** THE DATA follows **

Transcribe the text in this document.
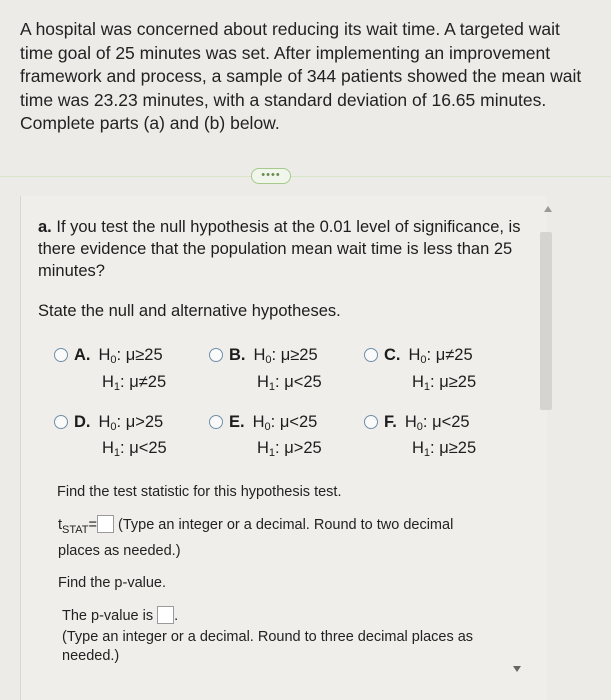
A hospital was concerned about reducing its wait time. A targeted wait time goal of 25 minutes was set. After implementing an improvement framework and process, a sample of 344 patients showed the mean wait time was 23.23 minutes, with a standard deviation of 16.65 minutes. Complete parts (a) and (b) below.
••••
a. If you test the null hypothesis at the 0.01 level of significance, is there evidence that the population mean wait time is less than 25 minutes?
State the null and alternative hypotheses.
A. $H_0$: μ≥25
$H_1$: μ≠25
B. $H_0$: μ≥25
$H_1$: μ<25
C. $H_0$: μ≠25
$H_1$: μ≥25
D. $H_0$: μ>25
$H_1$: μ<25
E. $H_0$: μ<25
$H_1$: μ>25
F. $H_0$: μ<25
$H_1$: μ≥25
Find the test statistic for this hypothesis test.
$t_{STAT}=$ (Type an integer or a decimal. Round to two decimal
places as needed.)
Find the p-value.
The p-value is .
(Type an integer or a decimal. Round to three decimal places as
needed.)
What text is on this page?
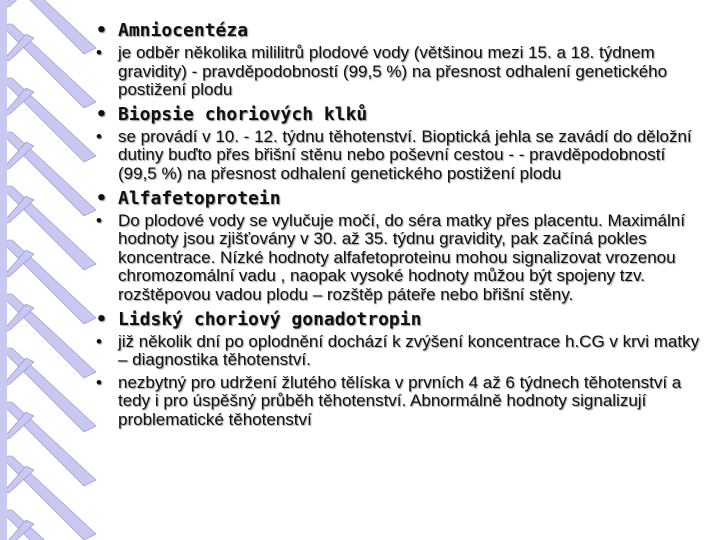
• Amniocentéza
• je odběr několika mililitrů plodové vody (většinou mezi 15. a 18. týdnem gravidity) - pravděpodobností (99,5 %) na přesnost odhalení genetického postižení plodu
• Biopsie choriových klků
• se provádí v 10. - 12. týdnu těhotenství. Bioptická jehla se zavádí do děložní dutiny buďto přes břišní stěnu nebo poševní cestou - - pravděpodobností (99,5 %) na přesnost odhalení genetického postižení plodu
• Alfafetoprotein
• Do plodové vody se vylučuje močí, do séra matky přes placentu. Maximální hodnoty jsou zjišťovány v 30. až 35. týdnu gravidity, pak začíná pokles koncentrace. Nízké hodnoty alfafetoproteinu mohou signalizovat vrozenou chromozomální vadu , naopak vysoké hodnoty můžou být spojeny tzv. rozštěpovou vadou plodu – rozštěp páteře nebo břišní stěny.
• Lidský choriový gonadotropin
• již několik dní po oplodnění dochází k zvýšení koncentrace h.CG v krvi matky – diagnostika těhotenství.
• nezbytný pro udržení žlutého tělíska v prvních 4 až 6 týdnech těhotenství a tedy i pro úspěšný průběh těhotenství. Abnormálně hodnoty signalizují problematické těhotenství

** End of THE DATA **

Reproduce the lines above, exactly and exclusively, from the line containing "What text is on this page?" down to the last line, both included; pictures are not part of the copy.

What text is on this page?
• Amniocentéza
• je odběr několika mililitrů plodové vody (většinou mezi 15. a 18. týdnem gravidity) - pravděpodobností (99,5 %) na přesnost odhalení genetického postižení plodu
• Biopsie choriových klků
• se provádí v 10. - 12. týdnu těhotenství. Bioptická jehla se zavádí do děložní dutiny buďto přes břišní stěnu nebo poševní cestou - - pravděpodobností (99,5 %) na přesnost odhalení genetického postižení plodu
• Alfafetoprotein
• Do plodové vody se vylučuje močí, do séra matky přes placentu. Maximální hodnoty jsou zjišťovány v 30. až 35. týdnu gravidity, pak začíná pokles koncentrace. Nízké hodnoty alfafetoproteinu mohou signalizovat vrozenou chromozomální vadu , naopak vysoké hodnoty můžou být spojeny tzv. rozštěpovou vadou plodu – rozštěp páteře nebo břišní stěny.
• Lidský choriový gonadotropin
• již několik dní po oplodnění dochází k zvýšení koncentrace h.CG v krvi matky – diagnostika těhotenství.
• nezbytný pro udržení žlutého tělíska v prvních 4 až 6 týdnech těhotenství a tedy i pro úspěšný průběh těhotenství. Abnormálně hodnoty signalizují problematické těhotenství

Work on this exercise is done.